Defense will promote wide use of NSA's secure data model
- By Susan M. Menke
- Nov 04, 2004
The National Security Agency's new technical reference model for securing data on the Global Information Grid is going to become entrenched at the Defense Department and should spread to other agencies and industry.
That's the belief of Robert F. Lentz, information assurance director in the office of the assistant secretary of Defense for networks and information integration. He spoke last month at an interoperability conference sponsored by the Institute for De- fense and Government Advancement of Little Falls, N.J.
'We are on a very, very fast path of power to the edge. There are things I never imagined'1-Gbps encryptors and an aggressive [tactical] satellite program,' he said. 'Get information to the edge users and let them use it to advantage.'
Brooks Emrick, who tracks information-sharing projects for DOD's Information Assurance Directorate, said existing security methods are pass' under network-centricity.
The old ways of isolating DOD's three classification domains via bulk encryption and cross-domain guards will give way to authentication by the Common Access Card and the department's public-key infrastructure, she said.
'Can I trust this information? Where did it come from and has it been tampered with?' Emrick asked. Beyond the CAC and PKI, however, 'databases of roles and privileges will be a lot harder' to create and use.
She envisions Extensible Markup Language metadata and a special search engine to help users find information in a metacard catalog.
'That's not hard in a single security domain, but between domains you must invoke rights and privileges,' Emrick said.
The metadata tags will incorporate classification labels and guide encryption and decryption across domains, she said. Other components likely will include biometrics, tokens and
personal identification numbers.
Paul Grant, information assurance executive in Defense's CIO Office, said DOD will not issue Common Access Cards to external partners but, he said, 'their credentials must be interoperable with ours,' which means cross-certifying bridges will be necessary.
'There is no alternative to PKI bridges yet,' Grant said. 'We need more external-facing trust policies and audits' in addition to the Federal Bridge Certification Authority.

+ + + + +

▶ [Problems to solve]:
1) Name every person mentioned in the article on the NSA's secure data model.
2) Write out everything in the article on the NSA's secure data model from "The old ways" down to "infrastructure, she said.".

Dataset entries
+ + + + +

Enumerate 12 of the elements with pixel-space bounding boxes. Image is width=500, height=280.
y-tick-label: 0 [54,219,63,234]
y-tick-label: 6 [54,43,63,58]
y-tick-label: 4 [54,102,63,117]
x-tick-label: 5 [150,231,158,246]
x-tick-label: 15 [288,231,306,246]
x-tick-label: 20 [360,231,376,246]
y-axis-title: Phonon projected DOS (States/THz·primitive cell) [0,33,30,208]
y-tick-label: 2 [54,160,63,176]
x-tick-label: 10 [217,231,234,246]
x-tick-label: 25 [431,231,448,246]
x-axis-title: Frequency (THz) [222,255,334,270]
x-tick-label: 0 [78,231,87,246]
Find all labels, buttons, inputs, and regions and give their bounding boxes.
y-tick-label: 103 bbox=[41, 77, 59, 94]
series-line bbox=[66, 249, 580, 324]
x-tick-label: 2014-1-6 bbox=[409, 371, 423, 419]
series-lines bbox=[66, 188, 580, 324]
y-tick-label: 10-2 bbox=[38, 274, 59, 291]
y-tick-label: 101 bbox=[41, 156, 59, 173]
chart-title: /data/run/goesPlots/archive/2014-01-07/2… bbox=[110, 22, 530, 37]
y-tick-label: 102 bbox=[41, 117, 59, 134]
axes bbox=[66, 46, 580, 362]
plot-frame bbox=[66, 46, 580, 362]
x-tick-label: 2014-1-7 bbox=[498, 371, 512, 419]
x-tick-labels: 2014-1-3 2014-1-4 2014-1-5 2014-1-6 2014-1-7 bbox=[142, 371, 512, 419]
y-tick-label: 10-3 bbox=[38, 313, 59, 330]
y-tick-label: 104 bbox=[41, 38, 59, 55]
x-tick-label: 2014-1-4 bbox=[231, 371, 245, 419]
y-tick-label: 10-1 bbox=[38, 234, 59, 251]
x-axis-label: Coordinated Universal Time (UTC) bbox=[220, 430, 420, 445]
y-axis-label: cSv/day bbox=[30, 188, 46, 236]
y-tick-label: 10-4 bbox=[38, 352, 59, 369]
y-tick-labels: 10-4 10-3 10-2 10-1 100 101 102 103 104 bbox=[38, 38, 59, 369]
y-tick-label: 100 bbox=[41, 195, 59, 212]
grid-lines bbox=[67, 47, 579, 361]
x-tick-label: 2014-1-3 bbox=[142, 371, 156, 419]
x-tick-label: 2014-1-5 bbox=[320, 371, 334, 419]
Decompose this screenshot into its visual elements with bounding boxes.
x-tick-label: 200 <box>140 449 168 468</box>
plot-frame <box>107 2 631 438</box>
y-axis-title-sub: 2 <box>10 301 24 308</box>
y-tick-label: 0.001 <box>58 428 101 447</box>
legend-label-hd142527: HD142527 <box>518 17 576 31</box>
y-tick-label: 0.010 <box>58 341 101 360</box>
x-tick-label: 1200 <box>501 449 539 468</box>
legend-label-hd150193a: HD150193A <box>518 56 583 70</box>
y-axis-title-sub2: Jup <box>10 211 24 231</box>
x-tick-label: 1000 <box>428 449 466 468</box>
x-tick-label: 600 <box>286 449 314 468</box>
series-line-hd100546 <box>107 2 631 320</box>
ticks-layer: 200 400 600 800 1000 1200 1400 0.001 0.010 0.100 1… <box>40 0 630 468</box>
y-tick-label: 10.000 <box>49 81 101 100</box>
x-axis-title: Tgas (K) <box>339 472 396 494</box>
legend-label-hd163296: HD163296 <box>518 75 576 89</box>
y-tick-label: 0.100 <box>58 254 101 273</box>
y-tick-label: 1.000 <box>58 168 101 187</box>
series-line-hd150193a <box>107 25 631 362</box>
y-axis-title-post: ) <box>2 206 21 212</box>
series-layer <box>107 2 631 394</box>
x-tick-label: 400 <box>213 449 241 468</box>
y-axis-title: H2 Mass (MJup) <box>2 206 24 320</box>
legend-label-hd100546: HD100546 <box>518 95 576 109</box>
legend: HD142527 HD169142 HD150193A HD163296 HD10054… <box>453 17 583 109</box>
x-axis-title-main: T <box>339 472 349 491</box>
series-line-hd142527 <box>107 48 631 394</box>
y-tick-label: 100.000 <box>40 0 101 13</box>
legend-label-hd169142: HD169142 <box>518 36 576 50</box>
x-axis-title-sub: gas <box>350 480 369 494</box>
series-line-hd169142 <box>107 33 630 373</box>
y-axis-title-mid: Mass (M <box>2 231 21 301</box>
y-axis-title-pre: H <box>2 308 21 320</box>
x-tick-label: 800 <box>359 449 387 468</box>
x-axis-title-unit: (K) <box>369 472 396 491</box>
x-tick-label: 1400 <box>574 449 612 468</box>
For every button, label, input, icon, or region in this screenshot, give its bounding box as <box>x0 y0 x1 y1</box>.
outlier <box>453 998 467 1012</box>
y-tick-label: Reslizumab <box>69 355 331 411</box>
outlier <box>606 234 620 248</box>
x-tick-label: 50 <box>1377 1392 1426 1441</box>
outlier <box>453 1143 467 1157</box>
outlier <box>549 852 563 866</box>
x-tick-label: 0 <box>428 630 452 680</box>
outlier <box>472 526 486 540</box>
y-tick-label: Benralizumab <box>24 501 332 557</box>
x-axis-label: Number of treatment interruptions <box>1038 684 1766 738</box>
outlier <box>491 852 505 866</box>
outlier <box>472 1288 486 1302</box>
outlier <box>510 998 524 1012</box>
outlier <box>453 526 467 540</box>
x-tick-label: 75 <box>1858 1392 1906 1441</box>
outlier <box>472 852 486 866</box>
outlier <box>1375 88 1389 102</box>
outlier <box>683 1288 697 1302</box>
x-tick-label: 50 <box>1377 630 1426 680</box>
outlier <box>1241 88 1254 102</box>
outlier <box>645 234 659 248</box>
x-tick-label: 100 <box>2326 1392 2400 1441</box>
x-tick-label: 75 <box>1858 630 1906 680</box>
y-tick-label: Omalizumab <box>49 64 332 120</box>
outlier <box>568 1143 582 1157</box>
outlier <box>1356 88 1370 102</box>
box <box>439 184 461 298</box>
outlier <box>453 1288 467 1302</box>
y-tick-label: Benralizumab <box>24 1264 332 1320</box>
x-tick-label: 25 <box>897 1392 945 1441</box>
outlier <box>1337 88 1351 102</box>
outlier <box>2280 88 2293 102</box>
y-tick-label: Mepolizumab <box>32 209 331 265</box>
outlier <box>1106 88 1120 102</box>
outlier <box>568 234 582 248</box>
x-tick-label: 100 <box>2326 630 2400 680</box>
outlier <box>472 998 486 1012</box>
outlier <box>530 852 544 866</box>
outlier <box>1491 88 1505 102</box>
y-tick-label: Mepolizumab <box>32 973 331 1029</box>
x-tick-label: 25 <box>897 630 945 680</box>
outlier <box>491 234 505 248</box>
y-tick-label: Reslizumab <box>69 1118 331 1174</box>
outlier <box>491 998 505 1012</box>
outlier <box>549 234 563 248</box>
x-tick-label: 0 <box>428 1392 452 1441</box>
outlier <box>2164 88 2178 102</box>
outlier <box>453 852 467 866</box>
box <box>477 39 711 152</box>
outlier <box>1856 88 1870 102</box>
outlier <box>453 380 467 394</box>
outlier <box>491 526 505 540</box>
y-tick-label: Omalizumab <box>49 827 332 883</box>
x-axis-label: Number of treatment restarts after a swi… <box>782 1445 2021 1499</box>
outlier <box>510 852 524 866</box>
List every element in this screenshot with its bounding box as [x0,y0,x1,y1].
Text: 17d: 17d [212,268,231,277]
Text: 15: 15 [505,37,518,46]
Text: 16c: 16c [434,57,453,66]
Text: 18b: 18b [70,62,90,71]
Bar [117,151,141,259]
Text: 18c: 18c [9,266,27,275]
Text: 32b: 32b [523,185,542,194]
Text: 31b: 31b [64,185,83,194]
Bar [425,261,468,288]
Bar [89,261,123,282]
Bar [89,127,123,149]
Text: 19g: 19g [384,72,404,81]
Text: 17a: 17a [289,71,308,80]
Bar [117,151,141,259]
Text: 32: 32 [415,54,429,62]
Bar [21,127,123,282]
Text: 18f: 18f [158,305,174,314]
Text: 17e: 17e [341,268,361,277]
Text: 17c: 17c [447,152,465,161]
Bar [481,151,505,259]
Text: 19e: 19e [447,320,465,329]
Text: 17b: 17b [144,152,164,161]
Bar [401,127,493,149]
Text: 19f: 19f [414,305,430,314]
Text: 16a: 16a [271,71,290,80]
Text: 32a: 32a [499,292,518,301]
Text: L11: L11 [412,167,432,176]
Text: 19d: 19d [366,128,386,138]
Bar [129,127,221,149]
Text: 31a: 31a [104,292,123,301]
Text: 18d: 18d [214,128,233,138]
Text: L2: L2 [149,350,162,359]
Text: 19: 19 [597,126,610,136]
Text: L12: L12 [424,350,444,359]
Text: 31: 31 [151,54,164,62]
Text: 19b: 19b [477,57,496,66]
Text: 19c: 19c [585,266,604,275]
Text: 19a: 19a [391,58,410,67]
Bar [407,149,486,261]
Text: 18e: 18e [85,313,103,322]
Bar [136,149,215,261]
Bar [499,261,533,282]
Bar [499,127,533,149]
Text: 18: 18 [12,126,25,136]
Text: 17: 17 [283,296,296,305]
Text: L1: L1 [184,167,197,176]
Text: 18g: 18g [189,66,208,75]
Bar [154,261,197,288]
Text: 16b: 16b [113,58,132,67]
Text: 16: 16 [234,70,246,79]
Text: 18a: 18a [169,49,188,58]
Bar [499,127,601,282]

+ + + + +

▶ [Solutions in order]:
1) Susan M. Menke, Robert F. Lentz, Brooks Emrick, Paul Grant

2)
The old ways of isolating DOD's three classification domains via bulk encryption and cross-domain guards will give way to authentication by the Common Access Card and the department's public-key infrastructure, she said.